▶ **Given data**:

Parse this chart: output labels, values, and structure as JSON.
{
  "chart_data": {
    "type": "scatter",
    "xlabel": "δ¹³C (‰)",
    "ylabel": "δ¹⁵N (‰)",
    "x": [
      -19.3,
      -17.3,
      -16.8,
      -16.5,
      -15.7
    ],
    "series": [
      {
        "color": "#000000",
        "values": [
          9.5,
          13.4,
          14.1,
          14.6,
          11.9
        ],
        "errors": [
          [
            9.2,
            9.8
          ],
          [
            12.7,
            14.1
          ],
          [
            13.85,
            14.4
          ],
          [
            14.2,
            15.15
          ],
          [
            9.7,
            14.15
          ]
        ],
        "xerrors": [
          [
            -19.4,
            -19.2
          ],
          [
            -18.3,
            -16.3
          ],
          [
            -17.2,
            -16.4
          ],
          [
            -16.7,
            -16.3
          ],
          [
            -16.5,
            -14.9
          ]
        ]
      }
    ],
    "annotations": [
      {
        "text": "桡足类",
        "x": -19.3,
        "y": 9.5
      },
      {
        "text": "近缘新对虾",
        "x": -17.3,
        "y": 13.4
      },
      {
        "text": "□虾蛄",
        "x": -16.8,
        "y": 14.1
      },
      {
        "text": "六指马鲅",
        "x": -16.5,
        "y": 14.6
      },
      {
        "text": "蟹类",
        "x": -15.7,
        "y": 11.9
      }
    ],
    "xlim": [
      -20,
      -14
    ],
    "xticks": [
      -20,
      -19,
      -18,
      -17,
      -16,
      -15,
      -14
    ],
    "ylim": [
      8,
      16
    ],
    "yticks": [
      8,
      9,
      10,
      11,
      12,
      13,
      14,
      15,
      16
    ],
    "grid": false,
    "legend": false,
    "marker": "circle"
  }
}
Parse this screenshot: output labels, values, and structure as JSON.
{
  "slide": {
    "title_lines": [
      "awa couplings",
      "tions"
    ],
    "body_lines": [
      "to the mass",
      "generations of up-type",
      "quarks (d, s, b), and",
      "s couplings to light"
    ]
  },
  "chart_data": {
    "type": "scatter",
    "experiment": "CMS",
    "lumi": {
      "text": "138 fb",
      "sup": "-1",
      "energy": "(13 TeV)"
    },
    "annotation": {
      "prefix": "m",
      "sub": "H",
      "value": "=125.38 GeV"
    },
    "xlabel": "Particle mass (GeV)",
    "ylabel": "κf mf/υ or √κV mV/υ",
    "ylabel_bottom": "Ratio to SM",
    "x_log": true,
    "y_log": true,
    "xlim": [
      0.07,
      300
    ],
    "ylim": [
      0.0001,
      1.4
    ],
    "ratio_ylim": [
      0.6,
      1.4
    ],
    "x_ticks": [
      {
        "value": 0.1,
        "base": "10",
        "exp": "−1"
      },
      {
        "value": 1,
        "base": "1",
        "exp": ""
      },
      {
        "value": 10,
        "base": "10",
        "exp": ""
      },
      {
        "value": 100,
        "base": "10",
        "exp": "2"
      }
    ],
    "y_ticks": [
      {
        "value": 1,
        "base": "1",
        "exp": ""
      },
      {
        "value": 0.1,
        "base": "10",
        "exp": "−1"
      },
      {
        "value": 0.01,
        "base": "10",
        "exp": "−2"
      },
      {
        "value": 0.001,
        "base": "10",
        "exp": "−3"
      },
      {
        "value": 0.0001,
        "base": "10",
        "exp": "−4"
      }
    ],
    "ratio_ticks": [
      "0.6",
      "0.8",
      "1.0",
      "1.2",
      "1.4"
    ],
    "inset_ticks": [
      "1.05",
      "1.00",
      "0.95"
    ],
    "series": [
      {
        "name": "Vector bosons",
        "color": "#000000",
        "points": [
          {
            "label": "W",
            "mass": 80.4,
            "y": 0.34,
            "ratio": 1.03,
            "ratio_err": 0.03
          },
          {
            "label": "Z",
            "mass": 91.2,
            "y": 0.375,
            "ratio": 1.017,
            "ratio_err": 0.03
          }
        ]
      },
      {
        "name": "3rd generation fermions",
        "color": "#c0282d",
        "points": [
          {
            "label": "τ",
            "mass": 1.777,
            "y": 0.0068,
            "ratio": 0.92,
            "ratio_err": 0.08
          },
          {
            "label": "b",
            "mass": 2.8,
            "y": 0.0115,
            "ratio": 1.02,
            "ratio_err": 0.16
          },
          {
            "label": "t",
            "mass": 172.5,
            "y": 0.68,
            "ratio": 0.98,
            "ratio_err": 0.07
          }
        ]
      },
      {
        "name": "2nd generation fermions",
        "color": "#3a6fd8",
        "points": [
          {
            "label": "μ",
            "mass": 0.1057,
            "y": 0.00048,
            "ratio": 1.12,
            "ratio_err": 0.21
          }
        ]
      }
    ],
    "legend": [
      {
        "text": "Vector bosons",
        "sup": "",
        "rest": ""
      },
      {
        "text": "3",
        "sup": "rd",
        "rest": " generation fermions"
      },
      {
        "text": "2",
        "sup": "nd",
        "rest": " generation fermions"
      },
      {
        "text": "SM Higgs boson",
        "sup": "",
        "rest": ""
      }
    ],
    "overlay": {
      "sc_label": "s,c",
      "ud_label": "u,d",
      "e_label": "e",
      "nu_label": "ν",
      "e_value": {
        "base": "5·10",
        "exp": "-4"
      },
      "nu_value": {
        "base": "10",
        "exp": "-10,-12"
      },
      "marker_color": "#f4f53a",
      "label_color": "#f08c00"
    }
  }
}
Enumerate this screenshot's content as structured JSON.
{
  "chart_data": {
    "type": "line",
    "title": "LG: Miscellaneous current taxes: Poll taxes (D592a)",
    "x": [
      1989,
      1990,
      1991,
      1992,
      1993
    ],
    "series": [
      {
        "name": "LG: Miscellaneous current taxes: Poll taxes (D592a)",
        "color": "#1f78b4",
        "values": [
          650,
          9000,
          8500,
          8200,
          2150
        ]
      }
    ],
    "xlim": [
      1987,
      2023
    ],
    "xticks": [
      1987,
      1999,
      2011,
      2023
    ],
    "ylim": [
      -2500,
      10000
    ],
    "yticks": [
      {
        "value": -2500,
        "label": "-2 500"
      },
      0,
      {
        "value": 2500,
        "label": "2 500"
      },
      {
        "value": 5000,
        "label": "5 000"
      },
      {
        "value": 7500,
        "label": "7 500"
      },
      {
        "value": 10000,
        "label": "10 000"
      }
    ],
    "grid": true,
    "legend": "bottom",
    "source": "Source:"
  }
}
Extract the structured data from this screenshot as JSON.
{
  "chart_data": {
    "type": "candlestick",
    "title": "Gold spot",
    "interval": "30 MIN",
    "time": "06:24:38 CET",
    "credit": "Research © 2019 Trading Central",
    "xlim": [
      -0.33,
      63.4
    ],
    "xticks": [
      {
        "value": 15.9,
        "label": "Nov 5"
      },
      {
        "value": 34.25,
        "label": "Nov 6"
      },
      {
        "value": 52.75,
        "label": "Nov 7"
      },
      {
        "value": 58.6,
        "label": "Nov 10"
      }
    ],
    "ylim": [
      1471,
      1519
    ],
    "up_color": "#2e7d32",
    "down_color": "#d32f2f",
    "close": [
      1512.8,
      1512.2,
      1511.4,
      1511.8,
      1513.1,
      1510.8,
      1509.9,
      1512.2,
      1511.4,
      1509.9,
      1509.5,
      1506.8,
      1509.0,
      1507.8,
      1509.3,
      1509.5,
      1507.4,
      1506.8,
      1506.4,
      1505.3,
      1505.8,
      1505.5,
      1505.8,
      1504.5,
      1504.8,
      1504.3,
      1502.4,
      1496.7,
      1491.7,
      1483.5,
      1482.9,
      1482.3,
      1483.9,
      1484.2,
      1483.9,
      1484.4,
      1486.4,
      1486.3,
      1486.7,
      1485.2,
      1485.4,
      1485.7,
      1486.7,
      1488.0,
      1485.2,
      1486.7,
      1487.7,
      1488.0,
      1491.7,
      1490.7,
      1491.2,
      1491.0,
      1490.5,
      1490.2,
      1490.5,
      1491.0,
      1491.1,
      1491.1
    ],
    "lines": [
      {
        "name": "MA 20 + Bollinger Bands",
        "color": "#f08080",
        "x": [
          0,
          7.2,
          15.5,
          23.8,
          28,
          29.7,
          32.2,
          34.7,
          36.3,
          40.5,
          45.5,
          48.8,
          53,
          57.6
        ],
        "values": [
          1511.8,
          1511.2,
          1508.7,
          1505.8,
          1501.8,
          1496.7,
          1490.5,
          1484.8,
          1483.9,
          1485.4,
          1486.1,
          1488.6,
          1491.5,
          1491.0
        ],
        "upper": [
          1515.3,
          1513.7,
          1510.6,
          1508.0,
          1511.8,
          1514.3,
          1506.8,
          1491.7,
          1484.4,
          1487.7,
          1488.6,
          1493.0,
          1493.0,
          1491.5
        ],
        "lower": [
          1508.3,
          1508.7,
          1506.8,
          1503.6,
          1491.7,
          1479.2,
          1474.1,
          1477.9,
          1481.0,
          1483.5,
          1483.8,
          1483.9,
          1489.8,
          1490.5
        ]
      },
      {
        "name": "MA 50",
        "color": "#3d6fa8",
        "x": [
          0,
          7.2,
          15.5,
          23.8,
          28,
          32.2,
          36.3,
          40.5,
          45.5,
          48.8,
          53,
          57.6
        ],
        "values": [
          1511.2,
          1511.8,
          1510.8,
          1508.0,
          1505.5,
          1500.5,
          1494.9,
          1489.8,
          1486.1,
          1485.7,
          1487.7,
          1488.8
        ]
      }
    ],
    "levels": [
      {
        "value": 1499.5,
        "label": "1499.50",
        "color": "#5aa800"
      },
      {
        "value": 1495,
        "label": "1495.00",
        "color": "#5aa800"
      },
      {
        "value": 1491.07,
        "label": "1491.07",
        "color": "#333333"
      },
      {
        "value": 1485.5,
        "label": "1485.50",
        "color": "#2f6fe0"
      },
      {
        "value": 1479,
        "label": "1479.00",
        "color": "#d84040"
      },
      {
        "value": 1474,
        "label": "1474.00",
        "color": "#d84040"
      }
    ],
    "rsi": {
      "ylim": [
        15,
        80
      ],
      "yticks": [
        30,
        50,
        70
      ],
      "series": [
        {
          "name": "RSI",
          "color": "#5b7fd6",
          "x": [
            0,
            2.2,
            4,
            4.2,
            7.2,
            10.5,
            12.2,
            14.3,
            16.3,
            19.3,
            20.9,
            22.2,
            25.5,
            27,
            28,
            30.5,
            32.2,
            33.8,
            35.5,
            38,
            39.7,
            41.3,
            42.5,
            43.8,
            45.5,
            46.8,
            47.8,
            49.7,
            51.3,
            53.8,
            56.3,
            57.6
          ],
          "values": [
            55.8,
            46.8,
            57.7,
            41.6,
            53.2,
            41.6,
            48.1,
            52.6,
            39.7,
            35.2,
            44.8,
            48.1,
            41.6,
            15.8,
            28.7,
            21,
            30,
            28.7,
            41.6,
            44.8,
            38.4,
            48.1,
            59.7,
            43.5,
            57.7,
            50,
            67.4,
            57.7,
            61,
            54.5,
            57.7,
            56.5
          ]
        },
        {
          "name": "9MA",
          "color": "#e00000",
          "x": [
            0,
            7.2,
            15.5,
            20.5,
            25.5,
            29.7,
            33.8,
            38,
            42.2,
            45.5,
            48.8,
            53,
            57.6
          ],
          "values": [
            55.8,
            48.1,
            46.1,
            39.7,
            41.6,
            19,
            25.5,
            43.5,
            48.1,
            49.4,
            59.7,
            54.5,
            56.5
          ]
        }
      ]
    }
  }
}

▶ **Work to be completed**: Check each line above for the string "xlabel" and show the ones that have it.

▶ **The result**:
    "xlabel": "δ¹³C (‰)",
    "xlabel": "Particle mass (GeV)",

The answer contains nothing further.